▸ **Figure dataset records**:
:::

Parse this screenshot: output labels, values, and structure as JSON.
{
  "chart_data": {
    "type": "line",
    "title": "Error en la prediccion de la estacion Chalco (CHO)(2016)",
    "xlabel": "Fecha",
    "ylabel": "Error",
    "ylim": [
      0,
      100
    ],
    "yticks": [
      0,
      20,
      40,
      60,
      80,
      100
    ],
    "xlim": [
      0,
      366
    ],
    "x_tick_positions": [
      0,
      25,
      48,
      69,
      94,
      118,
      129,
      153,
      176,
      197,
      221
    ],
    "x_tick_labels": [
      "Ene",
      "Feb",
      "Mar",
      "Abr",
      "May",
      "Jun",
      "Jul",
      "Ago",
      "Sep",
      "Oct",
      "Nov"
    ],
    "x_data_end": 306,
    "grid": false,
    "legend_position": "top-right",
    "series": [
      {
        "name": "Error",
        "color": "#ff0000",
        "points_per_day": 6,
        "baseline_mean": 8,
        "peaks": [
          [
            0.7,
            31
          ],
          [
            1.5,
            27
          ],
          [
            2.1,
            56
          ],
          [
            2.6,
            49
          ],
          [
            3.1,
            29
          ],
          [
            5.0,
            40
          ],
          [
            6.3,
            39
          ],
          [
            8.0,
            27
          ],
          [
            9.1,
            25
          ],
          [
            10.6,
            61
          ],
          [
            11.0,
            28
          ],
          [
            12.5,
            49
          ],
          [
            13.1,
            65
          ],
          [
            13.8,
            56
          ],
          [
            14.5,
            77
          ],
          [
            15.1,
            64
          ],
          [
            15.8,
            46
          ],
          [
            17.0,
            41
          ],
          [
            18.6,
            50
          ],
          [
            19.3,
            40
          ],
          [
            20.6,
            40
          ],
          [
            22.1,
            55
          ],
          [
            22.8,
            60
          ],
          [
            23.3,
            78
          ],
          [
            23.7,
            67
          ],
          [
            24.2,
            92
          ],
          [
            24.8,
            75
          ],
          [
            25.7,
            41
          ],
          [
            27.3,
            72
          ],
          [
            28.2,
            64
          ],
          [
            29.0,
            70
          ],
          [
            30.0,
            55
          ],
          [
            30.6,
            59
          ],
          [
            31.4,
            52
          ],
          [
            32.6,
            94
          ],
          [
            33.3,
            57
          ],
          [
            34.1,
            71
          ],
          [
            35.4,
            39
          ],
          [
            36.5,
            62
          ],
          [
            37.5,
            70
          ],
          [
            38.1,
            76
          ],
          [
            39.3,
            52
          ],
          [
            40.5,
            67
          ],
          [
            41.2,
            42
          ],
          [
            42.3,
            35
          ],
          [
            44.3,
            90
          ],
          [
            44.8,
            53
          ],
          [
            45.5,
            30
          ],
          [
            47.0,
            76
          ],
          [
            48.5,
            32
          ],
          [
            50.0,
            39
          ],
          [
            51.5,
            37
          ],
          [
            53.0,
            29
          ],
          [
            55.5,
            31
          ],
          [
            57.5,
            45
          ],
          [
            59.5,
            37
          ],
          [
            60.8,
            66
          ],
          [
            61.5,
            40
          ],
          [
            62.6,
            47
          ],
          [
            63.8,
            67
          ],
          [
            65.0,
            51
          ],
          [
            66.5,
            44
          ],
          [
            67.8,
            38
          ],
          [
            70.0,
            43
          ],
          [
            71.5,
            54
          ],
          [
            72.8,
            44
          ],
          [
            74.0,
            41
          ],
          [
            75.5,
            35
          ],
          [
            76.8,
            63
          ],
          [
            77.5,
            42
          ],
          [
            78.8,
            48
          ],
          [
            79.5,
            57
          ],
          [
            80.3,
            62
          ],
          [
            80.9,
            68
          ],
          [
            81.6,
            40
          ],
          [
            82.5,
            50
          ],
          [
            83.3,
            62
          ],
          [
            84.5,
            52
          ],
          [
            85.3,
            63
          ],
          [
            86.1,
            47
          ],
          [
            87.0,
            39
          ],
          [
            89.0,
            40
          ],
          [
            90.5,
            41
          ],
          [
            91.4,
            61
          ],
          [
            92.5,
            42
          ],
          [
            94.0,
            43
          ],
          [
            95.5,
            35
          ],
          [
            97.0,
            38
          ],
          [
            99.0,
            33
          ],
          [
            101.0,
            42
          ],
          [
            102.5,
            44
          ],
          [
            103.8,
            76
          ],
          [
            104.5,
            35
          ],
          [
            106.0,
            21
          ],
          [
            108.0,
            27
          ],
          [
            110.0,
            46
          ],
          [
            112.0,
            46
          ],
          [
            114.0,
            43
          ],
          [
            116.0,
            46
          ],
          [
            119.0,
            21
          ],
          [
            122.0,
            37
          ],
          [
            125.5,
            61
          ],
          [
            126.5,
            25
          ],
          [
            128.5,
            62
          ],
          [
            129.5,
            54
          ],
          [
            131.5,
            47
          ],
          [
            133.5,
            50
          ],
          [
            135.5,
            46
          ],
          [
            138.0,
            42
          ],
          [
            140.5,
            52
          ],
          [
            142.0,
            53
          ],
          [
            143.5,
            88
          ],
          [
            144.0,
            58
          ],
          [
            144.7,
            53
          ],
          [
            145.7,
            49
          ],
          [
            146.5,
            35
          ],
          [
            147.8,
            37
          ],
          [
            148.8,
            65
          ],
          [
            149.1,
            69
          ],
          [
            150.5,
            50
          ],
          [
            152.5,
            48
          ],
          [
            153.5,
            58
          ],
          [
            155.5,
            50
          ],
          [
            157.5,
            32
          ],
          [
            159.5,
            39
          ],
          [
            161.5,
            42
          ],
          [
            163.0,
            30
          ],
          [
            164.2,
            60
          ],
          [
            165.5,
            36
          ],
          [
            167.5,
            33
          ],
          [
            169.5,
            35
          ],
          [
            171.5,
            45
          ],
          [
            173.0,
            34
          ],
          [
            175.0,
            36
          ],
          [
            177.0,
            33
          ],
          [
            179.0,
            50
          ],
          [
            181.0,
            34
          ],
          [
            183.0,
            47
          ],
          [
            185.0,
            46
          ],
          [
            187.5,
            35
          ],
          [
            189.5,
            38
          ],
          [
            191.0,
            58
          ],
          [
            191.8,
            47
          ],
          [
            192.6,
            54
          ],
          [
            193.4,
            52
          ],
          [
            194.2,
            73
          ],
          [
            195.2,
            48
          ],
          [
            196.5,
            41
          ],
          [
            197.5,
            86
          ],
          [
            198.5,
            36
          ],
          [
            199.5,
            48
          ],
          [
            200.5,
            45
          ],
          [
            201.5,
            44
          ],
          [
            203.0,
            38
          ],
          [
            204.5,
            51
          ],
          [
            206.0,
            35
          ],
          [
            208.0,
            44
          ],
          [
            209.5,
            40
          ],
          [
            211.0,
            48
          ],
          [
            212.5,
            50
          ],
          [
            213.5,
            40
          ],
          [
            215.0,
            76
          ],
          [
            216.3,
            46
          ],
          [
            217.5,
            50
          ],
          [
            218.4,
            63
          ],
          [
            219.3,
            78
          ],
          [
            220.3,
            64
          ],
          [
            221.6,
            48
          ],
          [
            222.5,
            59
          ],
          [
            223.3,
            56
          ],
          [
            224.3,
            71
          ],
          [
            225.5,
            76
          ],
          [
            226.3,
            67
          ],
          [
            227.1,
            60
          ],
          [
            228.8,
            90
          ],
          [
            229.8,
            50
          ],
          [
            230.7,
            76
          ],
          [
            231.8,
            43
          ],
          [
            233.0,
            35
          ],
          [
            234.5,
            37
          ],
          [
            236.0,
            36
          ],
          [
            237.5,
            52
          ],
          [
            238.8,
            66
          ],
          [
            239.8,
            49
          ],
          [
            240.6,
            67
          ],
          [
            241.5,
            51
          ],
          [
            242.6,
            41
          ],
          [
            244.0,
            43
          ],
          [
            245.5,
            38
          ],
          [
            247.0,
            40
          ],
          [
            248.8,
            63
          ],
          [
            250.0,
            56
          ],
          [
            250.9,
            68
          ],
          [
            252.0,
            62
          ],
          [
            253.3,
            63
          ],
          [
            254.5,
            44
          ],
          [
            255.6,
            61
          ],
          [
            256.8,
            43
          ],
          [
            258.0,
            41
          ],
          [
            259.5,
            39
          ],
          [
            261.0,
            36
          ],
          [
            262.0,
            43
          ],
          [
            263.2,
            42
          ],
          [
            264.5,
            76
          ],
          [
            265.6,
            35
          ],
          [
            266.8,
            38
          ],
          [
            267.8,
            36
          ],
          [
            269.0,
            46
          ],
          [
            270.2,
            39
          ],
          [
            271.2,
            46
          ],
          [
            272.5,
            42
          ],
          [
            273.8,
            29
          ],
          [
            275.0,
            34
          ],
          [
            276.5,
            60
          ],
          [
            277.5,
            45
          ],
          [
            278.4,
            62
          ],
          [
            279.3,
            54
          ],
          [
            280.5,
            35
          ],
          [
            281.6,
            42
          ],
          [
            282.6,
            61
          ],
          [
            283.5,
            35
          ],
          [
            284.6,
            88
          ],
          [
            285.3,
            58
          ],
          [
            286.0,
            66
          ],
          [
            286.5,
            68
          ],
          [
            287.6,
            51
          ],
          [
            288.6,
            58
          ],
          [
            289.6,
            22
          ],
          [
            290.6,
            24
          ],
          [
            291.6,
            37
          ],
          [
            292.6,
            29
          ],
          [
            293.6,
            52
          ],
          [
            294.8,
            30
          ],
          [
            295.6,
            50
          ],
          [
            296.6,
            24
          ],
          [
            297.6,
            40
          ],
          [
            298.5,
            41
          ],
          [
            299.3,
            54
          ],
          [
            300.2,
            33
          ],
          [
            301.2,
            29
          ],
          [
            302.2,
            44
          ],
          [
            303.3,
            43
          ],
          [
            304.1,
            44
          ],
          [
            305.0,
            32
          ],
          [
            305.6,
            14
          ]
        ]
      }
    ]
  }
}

:::

▸ **Exercise task**: Among the lines of the data, identify those with the word "Error". Copy each of them.

▸ **Task output**:
    "title": "Error en la prediccion de la estacion Chalco (CHO)(2016)",
    "ylabel": "Error",
        "name": "Error",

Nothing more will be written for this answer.